Records from a dataset
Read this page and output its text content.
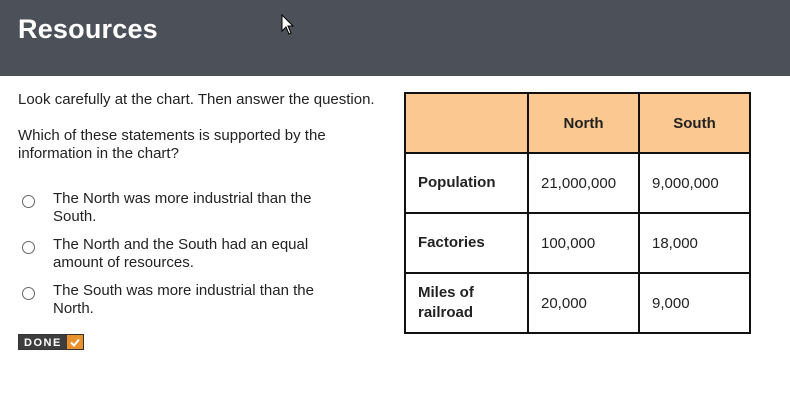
Resources

Look carefully at the chart. Then answer the question.

Which of these statements is supported by the information in the chart?

The North was more industrial than the South.
The North and the South had an equal amount of resources.
The South was more industrial than the North.
DONE
	North	South
Population	21,000,000	9,000,000
Factories	100,000	18,000
Miles of railroad	20,000	9,000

» Problem: Find the lines above that contain the word "industrial" and collect them.

» Result of the task:
The North was more industrial than the South.
The South was more industrial than the North.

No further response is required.